## ENTRIES SUPPLIED
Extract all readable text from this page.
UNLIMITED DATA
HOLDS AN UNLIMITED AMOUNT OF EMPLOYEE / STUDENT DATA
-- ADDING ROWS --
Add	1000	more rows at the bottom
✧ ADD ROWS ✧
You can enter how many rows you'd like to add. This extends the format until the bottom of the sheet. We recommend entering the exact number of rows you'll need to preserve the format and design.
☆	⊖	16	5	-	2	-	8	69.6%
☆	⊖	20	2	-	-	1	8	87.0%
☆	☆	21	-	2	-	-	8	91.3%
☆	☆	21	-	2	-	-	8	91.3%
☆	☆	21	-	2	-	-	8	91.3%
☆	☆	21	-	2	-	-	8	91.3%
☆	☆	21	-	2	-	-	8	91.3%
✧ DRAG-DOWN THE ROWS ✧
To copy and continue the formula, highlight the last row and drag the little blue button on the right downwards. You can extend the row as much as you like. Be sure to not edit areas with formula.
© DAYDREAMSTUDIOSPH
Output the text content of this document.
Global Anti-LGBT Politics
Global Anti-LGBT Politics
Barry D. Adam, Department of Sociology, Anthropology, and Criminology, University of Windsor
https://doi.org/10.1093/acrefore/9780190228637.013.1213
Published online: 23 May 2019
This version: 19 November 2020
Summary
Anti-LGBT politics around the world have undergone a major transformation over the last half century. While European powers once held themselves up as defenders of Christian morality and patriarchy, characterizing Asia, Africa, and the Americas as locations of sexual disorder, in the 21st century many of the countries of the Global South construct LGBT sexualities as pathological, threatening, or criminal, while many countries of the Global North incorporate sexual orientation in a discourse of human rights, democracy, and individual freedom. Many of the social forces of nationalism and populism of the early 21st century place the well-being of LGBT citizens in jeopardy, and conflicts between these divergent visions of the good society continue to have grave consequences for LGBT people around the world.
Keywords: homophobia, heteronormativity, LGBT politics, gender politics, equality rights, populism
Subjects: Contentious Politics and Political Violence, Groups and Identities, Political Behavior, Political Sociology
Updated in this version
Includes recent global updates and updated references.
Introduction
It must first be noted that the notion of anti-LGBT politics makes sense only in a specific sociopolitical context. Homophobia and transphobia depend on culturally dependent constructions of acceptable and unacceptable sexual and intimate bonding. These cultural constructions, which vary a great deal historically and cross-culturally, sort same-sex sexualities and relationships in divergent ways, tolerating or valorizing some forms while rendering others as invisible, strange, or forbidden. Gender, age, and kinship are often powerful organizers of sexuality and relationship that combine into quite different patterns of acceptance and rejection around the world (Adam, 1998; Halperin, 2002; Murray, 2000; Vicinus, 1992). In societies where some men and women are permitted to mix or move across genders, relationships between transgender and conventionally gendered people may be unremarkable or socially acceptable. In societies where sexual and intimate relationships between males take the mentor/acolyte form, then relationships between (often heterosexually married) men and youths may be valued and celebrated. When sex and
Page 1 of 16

## WHAT TO WORK ON
Give back the whole listing exactly as it reads.

## FINAL ANSWER
Extract all readable text from this page.
UNLIMITED DATA
HOLDS AN UNLIMITED AMOUNT OF EMPLOYEE / STUDENT DATA
-- ADDING ROWS --
Add	1000	more rows at the bottom
✧ ADD ROWS ✧
You can enter how many rows you'd like to add. This extends the format until the bottom of the sheet. We recommend entering the exact number of rows you'll need to preserve the format and design.
☆	⊖	16	5	-	2	-	8	69.6%
☆	⊖	20	2	-	-	1	8	87.0%
☆	☆	21	-	2	-	-	8	91.3%
☆	☆	21	-	2	-	-	8	91.3%
☆	☆	21	-	2	-	-	8	91.3%
☆	☆	21	-	2	-	-	8	91.3%
☆	☆	21	-	2	-	-	8	91.3%
✧ DRAG-DOWN THE ROWS ✧
To copy and continue the formula, highlight the last row and drag the little blue button on the right downwards. You can extend the row as much as you like. Be sure to not edit areas with formula.
© DAYDREAMSTUDIOSPH
Output the text content of this document.
Global Anti-LGBT Politics
Global Anti-LGBT Politics
Barry D. Adam, Department of Sociology, Anthropology, and Criminology, University of Windsor
https://doi.org/10.1093/acrefore/9780190228637.013.1213
Published online: 23 May 2019
This version: 19 November 2020
Summary
Anti-LGBT politics around the world have undergone a major transformation over the last half century. While European powers once held themselves up as defenders of Christian morality and patriarchy, characterizing Asia, Africa, and the Americas as locations of sexual disorder, in the 21st century many of the countries of the Global South construct LGBT sexualities as pathological, threatening, or criminal, while many countries of the Global North incorporate sexual orientation in a discourse of human rights, democracy, and individual freedom. Many of the social forces of nationalism and populism of the early 21st century place the well-being of LGBT citizens in jeopardy, and conflicts between these divergent visions of the good society continue to have grave consequences for LGBT people around the world.
Keywords: homophobia, heteronormativity, LGBT politics, gender politics, equality rights, populism
Subjects: Contentious Politics and Political Violence, Groups and Identities, Political Behavior, Political Sociology
Updated in this version
Includes recent global updates and updated references.
Introduction
It must first be noted that the notion of anti-LGBT politics makes sense only in a specific sociopolitical context. Homophobia and transphobia depend on culturally dependent constructions of acceptable and unacceptable sexual and intimate bonding. These cultural constructions, which vary a great deal historically and cross-culturally, sort same-sex sexualities and relationships in divergent ways, tolerating or valorizing some forms while rendering others as invisible, strange, or forbidden. Gender, age, and kinship are often powerful organizers of sexuality and relationship that combine into quite different patterns of acceptance and rejection around the world (Adam, 1998; Halperin, 2002; Murray, 2000; Vicinus, 1992). In societies where some men and women are permitted to mix or move across genders, relationships between transgender and conventionally gendered people may be unremarkable or socially acceptable. In societies where sexual and intimate relationships between males take the mentor/acolyte form, then relationships between (often heterosexually married) men and youths may be valued and celebrated. When sex and
Page 1 of 16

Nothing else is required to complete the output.